# [Data to process]
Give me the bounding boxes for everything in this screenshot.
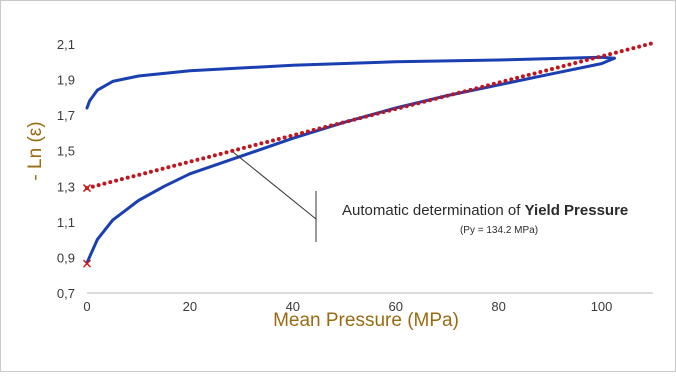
linear-fit-line: [85, 41, 655, 191]
annotation-emphasis: Yield Pressure: [525, 202, 629, 219]
y-tick-label: 2,1: [57, 37, 75, 52]
y-tick-label: 1,9: [57, 73, 75, 88]
y-axis-ticks: 0,7 0,9 1,1 1,3 1,5 1,7 1,9 2,1: [57, 37, 75, 301]
decompression-curve: [85, 55, 616, 110]
series-layer: [85, 41, 655, 265]
y-tick-label: 0,9: [57, 250, 75, 265]
annotation-subtext: (Py = 134.2 MPa): [460, 225, 538, 236]
y-tick-label: 1,1: [57, 215, 75, 230]
y-axis-title: - Ln (ε): [25, 121, 46, 180]
annotation-leader-line: [233, 152, 317, 220]
x-tick-label: 60: [388, 299, 402, 314]
axes: 0 20 40 60 80 100 0,7 0,9 1,1 1,3 1,5 1,7 1,9 2,1: [57, 37, 653, 314]
annotation-label: Automatic determination of Yield Pressur…: [342, 202, 628, 219]
data-marker: [82, 184, 92, 193]
x-tick-label: 20: [183, 299, 197, 314]
y-tick-label: 0,7: [57, 286, 75, 301]
yield-pressure-annotation: Automatic determination of Yield Pressur…: [233, 152, 628, 242]
annotation-prefix: Automatic determination of: [342, 202, 525, 219]
marker-layer: [82, 184, 92, 268]
y-tick-label: 1,5: [57, 144, 75, 159]
x-axis-title: Mean Pressure (MPa): [273, 310, 459, 331]
x-tick-label: 100: [591, 299, 613, 314]
x-tick-label: 40: [286, 299, 300, 314]
compression-curve: [85, 56, 616, 265]
x-axis-ticks: 0 20 40 60 80 100: [83, 299, 612, 314]
data-marker: [82, 259, 92, 268]
x-tick-label: 80: [491, 299, 505, 314]
y-tick-label: 1,3: [57, 179, 75, 194]
y-tick-label: 1,7: [57, 108, 75, 123]
x-tick-label: 0: [83, 299, 90, 314]
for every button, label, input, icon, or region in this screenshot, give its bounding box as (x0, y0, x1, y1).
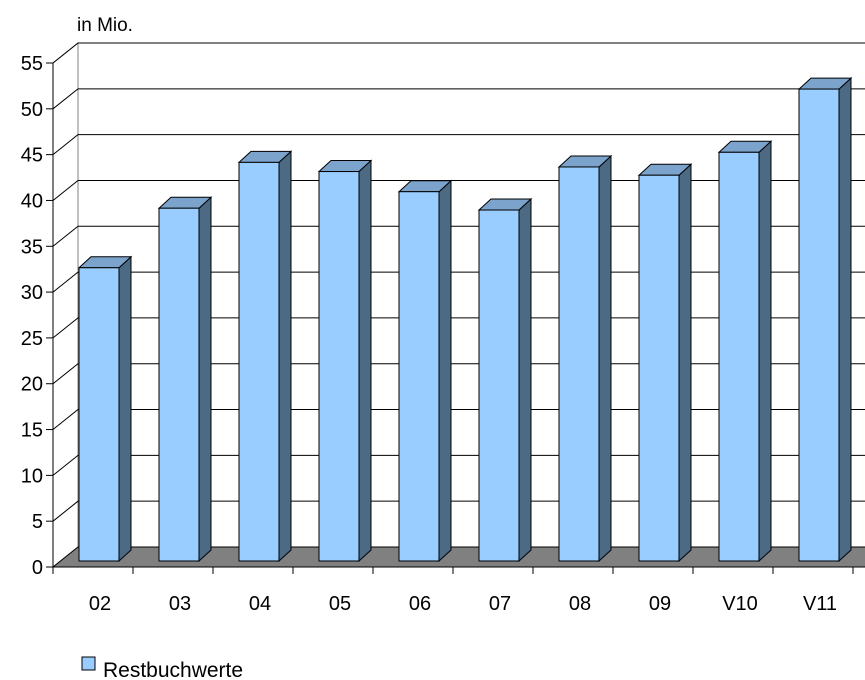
y-tick-label: 30 (21, 282, 43, 304)
y-tick-label: 15 (21, 420, 43, 442)
grid-lines (52, 42, 865, 522)
x-axis-ticks: 02 03 04 05 06 07 08 09 V10 V11 (52, 567, 854, 615)
bar (637, 163, 693, 563)
bar-front (478, 209, 520, 562)
gridline (52, 271, 865, 293)
side-wall (52, 41, 79, 569)
bar-side (598, 154, 612, 563)
bar-side (198, 196, 212, 563)
bar-front (558, 166, 600, 562)
bar (237, 150, 293, 563)
bar (557, 154, 613, 563)
bar-side (118, 255, 132, 563)
y-tick-label: 0 (32, 557, 43, 579)
bar-front (158, 207, 200, 562)
bar-front (718, 151, 760, 562)
gridline (52, 42, 865, 64)
x-tick-label: 04 (249, 593, 271, 615)
bars (77, 76, 853, 563)
bar (317, 159, 373, 563)
axes (52, 63, 865, 568)
x-tick-label: 03 (169, 593, 191, 615)
x-tick-label: 07 (489, 593, 511, 615)
bar-side (838, 76, 852, 563)
x-tick-label: V10 (722, 593, 758, 615)
bar-front (798, 88, 840, 562)
y-tick-label: 5 (32, 511, 43, 533)
bar-front (398, 191, 440, 562)
y-tick-label: 10 (21, 465, 43, 487)
bar-side (438, 179, 452, 563)
y-tick-label: 40 (21, 190, 43, 212)
unit-label: in Mio. (77, 15, 133, 36)
bar-side (358, 159, 372, 563)
bar-side (518, 197, 532, 563)
y-tick-label: 20 (21, 374, 43, 396)
bar-front (638, 174, 680, 562)
bar-front (78, 267, 120, 562)
gridline (52, 454, 865, 476)
x-tick-label: 02 (89, 593, 111, 615)
y-tick-label: 55 (21, 53, 43, 75)
x-tick-label: 06 (409, 593, 431, 615)
gridline (52, 317, 865, 339)
gridline (52, 134, 865, 156)
gridline (52, 500, 865, 522)
x-tick-label: 09 (649, 593, 671, 615)
y-tick-label: 50 (21, 99, 43, 121)
gridline (52, 409, 865, 430)
x-tick-label: 05 (329, 593, 351, 615)
bar (77, 255, 133, 563)
y-tick-label: 35 (21, 236, 43, 258)
bar (157, 196, 213, 563)
x-tick-label: 08 (569, 593, 591, 615)
gridline (52, 179, 865, 201)
x-tick-label: V11 (803, 593, 837, 615)
bar-side (758, 140, 772, 563)
bar (797, 76, 853, 563)
legend: Restbuchwerte (81, 656, 243, 680)
gridline (52, 88, 865, 110)
bar-side (678, 163, 692, 563)
y-axis-ticks: 0 5 10 15 20 25 30 35 40 45 50 55 (21, 53, 53, 579)
legend-label: Restbuchwerte (103, 659, 243, 680)
bar-front (238, 161, 280, 562)
y-tick-label: 25 (21, 328, 43, 350)
bar (717, 140, 773, 563)
bar-front (318, 171, 360, 562)
gridline (52, 363, 865, 385)
y-tick-label: 45 (21, 145, 43, 167)
bar (477, 197, 533, 563)
bar-side (278, 150, 292, 563)
bar (397, 179, 453, 563)
legend-swatch (81, 656, 96, 671)
gridline (52, 225, 865, 247)
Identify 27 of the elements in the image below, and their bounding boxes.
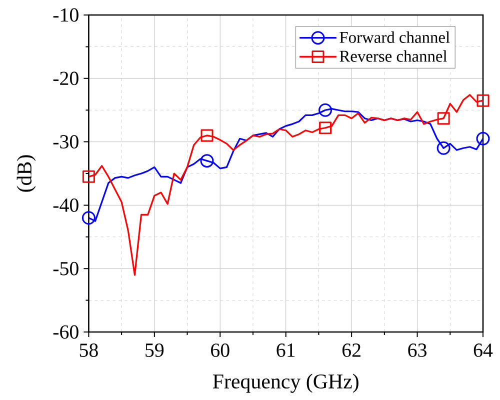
legend-label: Forward channel [340, 31, 450, 43]
point [476, 132, 490, 146]
x-tick-label: 61 [276, 344, 295, 357]
point [82, 211, 96, 225]
y-axis-title: (dB) [16, 155, 36, 192]
point [437, 112, 450, 125]
point [200, 154, 214, 168]
y-tick-label: -30 [53, 135, 78, 149]
y-tick-label: -40 [53, 198, 78, 212]
y-tick-label: -60 [53, 325, 78, 339]
y-tick-label: -10 [53, 8, 78, 22]
y-tick-label: -50 [53, 262, 78, 276]
point [436, 141, 450, 155]
x-tick-label: 64 [474, 344, 493, 357]
legend-label: Reverse channel [340, 50, 448, 62]
x-tick-label: 62 [342, 344, 360, 357]
point [318, 103, 332, 117]
x-axis-title: Frequency (GHz) [212, 374, 358, 393]
point [476, 94, 490, 107]
x-tick-label: 63 [408, 344, 426, 357]
x-tick-label: 58 [80, 344, 98, 357]
point [82, 170, 95, 183]
point [200, 129, 214, 142]
x-tick-label: 59 [146, 344, 164, 357]
point [319, 122, 332, 134]
x-tick-label: 60 [211, 344, 230, 357]
y-tick-label: -20 [53, 72, 78, 86]
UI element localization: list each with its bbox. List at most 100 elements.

# [Exercise]
Copy out every line from the one containing "y-tick-label: 30 (21, 282, 43, 304)" down to the one containing "gridline (52, 271, 865, 293)", both of those included, reproducing each character as it stands.

# [Solution to the problem]
y-tick-label: 30 (21, 282, 43, 304)
y-tick-label: 15 (21, 420, 43, 442)
grid-lines (52, 42, 865, 522)
x-axis-ticks: 02 03 04 05 06 07 08 09 V10 V11 (52, 567, 854, 615)
bar (637, 163, 693, 563)
bar-front (478, 209, 520, 562)
gridline (52, 271, 865, 293)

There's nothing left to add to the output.